Information supplied —
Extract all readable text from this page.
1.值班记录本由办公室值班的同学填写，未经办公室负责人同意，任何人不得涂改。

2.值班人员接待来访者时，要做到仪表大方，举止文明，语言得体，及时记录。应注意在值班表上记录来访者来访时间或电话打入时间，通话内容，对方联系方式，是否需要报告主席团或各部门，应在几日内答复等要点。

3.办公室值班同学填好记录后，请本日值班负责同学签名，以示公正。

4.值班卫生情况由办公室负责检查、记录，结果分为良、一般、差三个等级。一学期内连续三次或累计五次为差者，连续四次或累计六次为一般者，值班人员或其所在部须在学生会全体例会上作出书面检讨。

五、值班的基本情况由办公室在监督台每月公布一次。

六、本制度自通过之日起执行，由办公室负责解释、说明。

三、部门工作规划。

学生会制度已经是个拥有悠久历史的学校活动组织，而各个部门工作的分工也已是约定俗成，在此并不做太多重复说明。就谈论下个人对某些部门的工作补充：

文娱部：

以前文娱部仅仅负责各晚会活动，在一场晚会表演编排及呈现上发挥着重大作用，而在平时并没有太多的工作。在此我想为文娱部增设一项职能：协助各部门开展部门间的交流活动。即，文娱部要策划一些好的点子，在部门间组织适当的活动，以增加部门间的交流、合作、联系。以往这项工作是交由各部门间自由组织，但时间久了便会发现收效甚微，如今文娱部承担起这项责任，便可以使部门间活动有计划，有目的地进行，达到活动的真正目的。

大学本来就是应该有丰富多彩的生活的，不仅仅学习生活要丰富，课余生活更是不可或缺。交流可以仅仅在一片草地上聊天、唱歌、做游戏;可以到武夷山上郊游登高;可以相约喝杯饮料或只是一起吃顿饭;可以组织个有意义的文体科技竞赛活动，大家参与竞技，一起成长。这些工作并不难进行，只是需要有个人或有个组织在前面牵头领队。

What is required —
Return all of the entries word for word.

Exercise answer —
Extract all readable text from this page.
1.值班记录本由办公室值班的同学填写，未经办公室负责人同意，任何人不得涂改。

2.值班人员接待来访者时，要做到仪表大方，举止文明，语言得体，及时记录。应注意在值班表上记录来访者来访时间或电话打入时间，通话内容，对方联系方式，是否需要报告主席团或各部门，应在几日内答复等要点。

3.办公室值班同学填好记录后，请本日值班负责同学签名，以示公正。

4.值班卫生情况由办公室负责检查、记录，结果分为良、一般、差三个等级。一学期内连续三次或累计五次为差者，连续四次或累计六次为一般者，值班人员或其所在部须在学生会全体例会上作出书面检讨。

五、值班的基本情况由办公室在监督台每月公布一次。

六、本制度自通过之日起执行，由办公室负责解释、说明。

三、部门工作规划。

学生会制度已经是个拥有悠久历史的学校活动组织，而各个部门工作的分工也已是约定俗成，在此并不做太多重复说明。就谈论下个人对某些部门的工作补充：

文娱部：

以前文娱部仅仅负责各晚会活动，在一场晚会表演编排及呈现上发挥着重大作用，而在平时并没有太多的工作。在此我想为文娱部增设一项职能：协助各部门开展部门间的交流活动。即，文娱部要策划一些好的点子，在部门间组织适当的活动，以增加部门间的交流、合作、联系。以往这项工作是交由各部门间自由组织，但时间久了便会发现收效甚微，如今文娱部承担起这项责任，便可以使部门间活动有计划，有目的地进行，达到活动的真正目的。

大学本来就是应该有丰富多彩的生活的，不仅仅学习生活要丰富，课余生活更是不可或缺。交流可以仅仅在一片草地上聊天、唱歌、做游戏;可以到武夷山上郊游登高;可以相约喝杯饮料或只是一起吃顿饭;可以组织个有意义的文体科技竞赛活动，大家参与竞技，一起成长。这些工作并不难进行，只是需要有个人或有个组织在前面牵头领队。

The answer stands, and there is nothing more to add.